* **Exercise goal**
Copy out the lines that include the word "Annual".

* **Supplied material**
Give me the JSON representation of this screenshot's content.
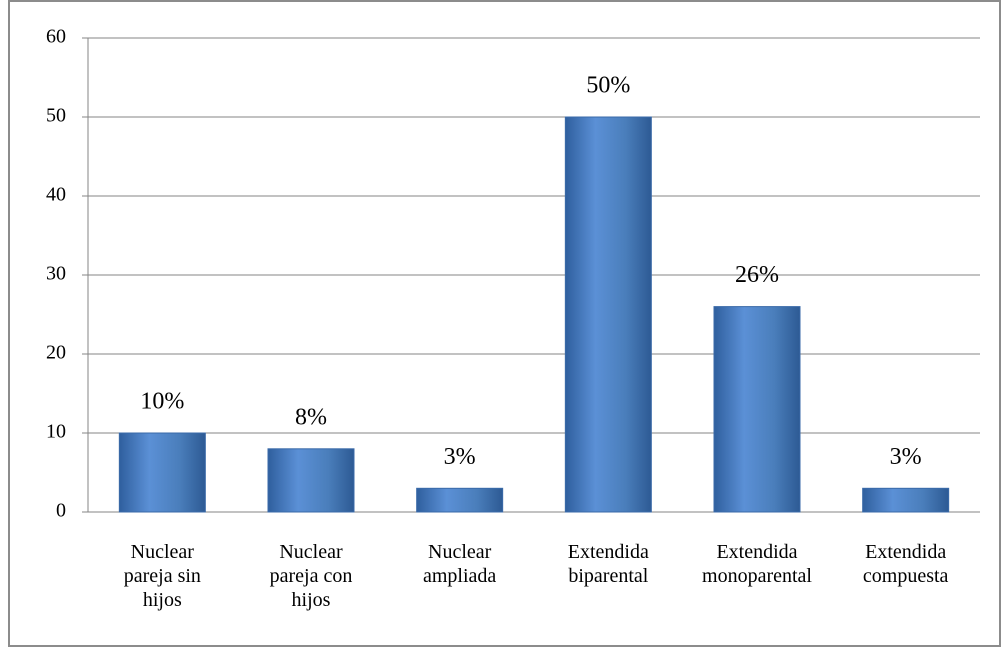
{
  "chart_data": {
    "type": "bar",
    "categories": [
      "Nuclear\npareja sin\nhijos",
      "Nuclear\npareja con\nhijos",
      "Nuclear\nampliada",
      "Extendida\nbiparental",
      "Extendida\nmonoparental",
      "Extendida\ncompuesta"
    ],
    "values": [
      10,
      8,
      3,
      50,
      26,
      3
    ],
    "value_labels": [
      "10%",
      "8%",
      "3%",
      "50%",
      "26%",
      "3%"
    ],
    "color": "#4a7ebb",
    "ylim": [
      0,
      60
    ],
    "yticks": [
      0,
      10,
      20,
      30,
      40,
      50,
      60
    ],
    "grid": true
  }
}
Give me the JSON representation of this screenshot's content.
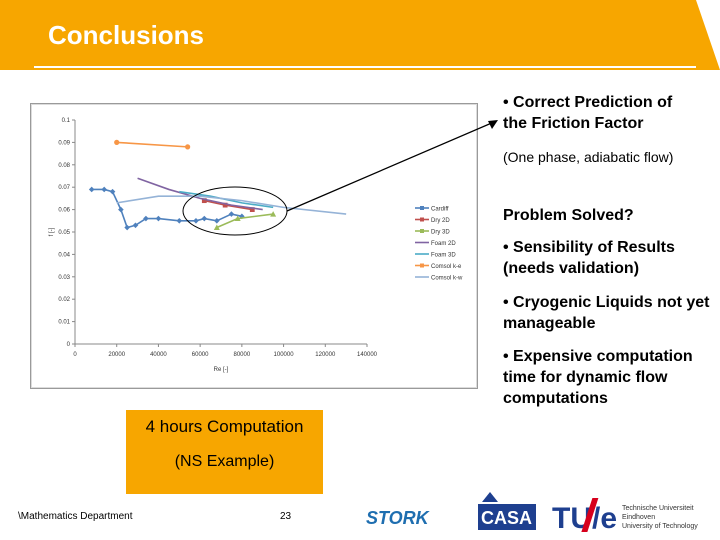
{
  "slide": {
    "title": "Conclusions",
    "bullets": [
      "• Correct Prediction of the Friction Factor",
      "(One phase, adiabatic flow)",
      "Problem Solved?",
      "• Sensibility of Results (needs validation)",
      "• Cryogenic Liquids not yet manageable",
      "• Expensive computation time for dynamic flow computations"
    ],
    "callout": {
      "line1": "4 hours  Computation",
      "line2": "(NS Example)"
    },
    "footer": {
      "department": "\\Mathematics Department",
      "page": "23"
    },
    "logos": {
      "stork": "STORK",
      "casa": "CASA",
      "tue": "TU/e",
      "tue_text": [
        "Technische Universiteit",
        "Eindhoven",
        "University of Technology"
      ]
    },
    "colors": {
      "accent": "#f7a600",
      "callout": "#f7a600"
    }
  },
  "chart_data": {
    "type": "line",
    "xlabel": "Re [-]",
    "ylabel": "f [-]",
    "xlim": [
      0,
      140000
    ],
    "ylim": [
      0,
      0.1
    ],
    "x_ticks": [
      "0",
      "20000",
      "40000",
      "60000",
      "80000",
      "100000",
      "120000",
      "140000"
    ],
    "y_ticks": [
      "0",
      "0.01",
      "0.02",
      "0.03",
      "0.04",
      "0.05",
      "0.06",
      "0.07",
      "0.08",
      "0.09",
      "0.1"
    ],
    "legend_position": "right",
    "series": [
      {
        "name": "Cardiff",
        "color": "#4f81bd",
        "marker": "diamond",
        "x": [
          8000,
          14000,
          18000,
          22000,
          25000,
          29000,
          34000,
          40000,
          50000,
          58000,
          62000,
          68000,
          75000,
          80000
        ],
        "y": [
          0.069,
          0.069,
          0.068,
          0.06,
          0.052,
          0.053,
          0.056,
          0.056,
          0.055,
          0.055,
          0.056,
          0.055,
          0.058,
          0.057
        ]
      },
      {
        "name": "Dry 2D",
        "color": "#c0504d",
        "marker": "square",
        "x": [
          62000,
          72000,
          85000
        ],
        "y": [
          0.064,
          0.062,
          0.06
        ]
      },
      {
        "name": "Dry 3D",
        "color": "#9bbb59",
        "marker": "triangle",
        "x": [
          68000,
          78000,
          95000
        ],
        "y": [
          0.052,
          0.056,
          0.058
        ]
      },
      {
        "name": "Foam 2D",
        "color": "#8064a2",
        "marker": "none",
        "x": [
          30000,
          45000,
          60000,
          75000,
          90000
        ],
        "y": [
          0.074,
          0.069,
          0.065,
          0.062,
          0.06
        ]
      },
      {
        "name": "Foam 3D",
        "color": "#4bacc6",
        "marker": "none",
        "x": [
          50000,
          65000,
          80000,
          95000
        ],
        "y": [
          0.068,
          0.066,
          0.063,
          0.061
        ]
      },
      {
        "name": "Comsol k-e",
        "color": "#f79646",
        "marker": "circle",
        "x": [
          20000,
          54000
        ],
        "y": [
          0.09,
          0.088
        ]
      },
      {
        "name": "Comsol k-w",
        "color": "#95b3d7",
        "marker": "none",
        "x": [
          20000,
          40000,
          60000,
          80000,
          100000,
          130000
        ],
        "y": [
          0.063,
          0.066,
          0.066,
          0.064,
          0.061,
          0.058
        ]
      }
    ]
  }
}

* * *

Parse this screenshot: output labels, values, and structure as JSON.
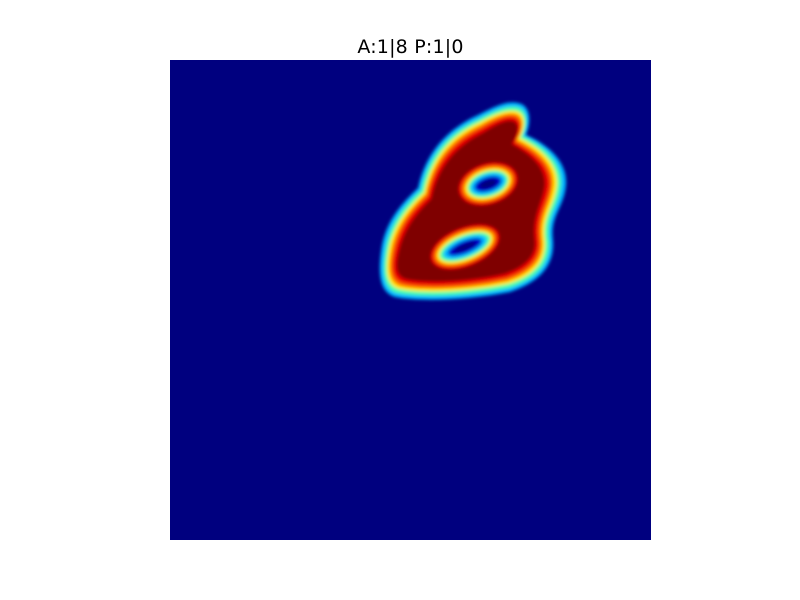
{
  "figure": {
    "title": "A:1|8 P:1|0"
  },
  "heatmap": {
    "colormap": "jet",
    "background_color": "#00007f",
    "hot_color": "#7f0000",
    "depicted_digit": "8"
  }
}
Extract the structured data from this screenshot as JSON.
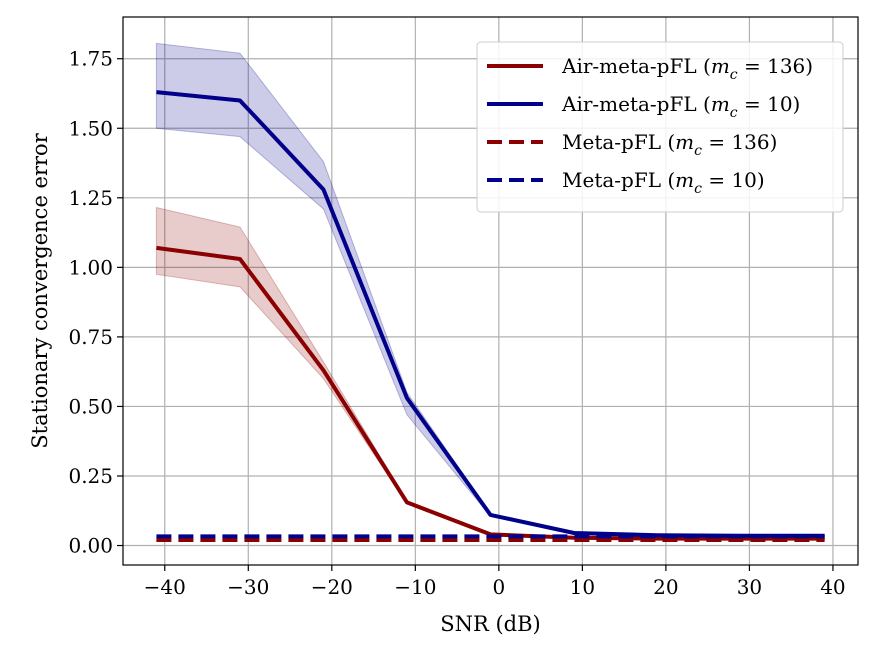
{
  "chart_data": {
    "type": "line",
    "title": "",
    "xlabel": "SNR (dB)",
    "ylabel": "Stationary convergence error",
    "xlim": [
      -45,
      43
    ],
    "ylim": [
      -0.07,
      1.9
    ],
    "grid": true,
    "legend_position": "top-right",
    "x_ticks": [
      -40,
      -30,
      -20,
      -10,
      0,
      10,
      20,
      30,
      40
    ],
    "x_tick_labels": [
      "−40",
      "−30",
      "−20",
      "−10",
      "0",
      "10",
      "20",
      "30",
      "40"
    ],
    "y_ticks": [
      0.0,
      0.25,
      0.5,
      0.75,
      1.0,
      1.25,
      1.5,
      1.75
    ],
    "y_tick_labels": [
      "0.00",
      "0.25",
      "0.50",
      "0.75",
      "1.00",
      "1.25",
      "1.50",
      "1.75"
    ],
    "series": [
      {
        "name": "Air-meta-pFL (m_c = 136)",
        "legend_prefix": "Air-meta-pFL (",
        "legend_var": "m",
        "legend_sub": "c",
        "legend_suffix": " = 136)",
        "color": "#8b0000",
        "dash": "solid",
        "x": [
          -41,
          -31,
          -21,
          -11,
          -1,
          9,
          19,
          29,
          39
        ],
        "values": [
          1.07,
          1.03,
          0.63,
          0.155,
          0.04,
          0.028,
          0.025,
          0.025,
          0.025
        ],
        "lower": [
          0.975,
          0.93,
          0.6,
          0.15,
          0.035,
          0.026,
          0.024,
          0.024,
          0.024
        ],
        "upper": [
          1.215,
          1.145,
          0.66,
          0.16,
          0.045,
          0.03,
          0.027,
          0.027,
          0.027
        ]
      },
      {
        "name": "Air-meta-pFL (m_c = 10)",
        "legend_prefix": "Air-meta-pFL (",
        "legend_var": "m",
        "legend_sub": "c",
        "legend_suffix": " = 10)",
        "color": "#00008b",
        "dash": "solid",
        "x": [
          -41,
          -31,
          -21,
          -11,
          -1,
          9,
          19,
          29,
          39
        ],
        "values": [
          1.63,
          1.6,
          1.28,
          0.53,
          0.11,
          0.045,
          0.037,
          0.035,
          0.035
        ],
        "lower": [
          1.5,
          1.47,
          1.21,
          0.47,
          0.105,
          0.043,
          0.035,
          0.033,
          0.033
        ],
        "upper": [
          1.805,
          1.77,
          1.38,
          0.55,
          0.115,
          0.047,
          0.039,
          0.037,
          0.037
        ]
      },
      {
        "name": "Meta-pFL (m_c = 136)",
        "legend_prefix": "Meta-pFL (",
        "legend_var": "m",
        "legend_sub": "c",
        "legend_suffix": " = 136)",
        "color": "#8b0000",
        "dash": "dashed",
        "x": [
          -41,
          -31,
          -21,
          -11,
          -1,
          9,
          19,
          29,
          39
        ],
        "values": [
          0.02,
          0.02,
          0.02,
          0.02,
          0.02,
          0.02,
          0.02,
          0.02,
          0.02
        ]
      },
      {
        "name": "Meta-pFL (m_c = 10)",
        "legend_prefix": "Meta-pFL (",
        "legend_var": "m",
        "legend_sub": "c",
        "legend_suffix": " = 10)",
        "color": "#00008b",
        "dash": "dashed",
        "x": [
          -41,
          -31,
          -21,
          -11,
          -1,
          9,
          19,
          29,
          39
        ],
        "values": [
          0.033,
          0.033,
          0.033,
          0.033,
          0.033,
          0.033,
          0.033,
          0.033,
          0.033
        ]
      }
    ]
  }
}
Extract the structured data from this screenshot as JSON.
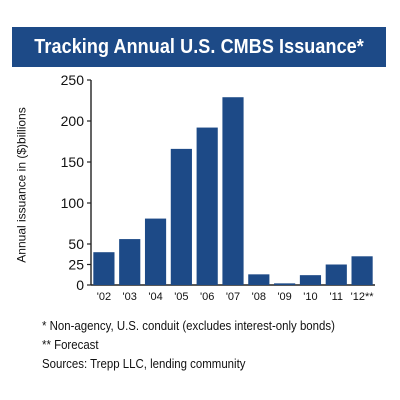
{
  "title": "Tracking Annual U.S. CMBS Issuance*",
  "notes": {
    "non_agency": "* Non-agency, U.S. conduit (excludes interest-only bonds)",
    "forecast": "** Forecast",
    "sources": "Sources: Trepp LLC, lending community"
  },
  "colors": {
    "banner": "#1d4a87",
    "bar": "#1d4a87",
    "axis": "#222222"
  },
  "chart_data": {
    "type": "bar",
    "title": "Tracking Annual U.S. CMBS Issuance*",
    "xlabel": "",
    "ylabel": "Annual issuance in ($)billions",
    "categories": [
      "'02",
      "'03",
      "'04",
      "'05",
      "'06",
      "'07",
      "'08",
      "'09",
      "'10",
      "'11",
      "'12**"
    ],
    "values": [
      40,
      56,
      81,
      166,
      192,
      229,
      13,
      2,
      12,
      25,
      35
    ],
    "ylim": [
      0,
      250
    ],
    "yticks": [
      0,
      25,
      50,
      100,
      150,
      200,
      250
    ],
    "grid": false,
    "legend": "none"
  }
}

* * *

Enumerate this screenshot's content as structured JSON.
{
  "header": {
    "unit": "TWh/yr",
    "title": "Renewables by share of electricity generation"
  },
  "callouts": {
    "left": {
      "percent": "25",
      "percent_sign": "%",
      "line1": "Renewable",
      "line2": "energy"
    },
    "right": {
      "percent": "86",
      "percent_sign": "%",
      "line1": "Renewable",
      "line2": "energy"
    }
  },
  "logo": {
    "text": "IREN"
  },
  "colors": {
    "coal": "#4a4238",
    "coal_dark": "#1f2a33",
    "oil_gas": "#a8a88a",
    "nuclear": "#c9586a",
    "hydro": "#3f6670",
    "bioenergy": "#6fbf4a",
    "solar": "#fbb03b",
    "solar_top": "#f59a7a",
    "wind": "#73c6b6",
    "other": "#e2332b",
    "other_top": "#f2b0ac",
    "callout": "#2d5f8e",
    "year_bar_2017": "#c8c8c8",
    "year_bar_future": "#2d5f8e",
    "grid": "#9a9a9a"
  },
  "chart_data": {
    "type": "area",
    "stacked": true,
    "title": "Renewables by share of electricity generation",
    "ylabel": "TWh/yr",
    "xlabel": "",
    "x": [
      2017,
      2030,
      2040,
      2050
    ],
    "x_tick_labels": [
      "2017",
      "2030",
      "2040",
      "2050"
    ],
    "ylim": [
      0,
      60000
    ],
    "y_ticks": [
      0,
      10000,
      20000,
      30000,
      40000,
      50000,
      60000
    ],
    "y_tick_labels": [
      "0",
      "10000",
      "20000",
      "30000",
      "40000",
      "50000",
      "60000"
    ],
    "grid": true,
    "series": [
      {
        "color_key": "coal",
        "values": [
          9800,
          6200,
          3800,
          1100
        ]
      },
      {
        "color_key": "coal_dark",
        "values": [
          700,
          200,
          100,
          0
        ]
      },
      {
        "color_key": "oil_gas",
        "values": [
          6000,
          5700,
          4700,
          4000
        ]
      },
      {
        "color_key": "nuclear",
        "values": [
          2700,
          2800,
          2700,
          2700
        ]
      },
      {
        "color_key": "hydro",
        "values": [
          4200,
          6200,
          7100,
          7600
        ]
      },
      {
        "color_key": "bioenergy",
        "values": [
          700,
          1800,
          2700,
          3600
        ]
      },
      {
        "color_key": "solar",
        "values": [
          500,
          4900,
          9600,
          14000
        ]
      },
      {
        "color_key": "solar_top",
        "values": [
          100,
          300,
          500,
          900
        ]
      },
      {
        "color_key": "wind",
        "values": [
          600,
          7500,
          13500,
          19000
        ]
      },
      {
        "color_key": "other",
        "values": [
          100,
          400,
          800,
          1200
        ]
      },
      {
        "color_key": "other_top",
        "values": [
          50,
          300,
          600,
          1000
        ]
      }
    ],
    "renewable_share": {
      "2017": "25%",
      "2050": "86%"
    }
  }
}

* **Exercise output**
  "title": "Tracking Annual U.S. CMBS Issuance*",
    "title": "Tracking Annual U.S. CMBS Issuance*",
    "ylabel": "Annual issuance in ($)billions",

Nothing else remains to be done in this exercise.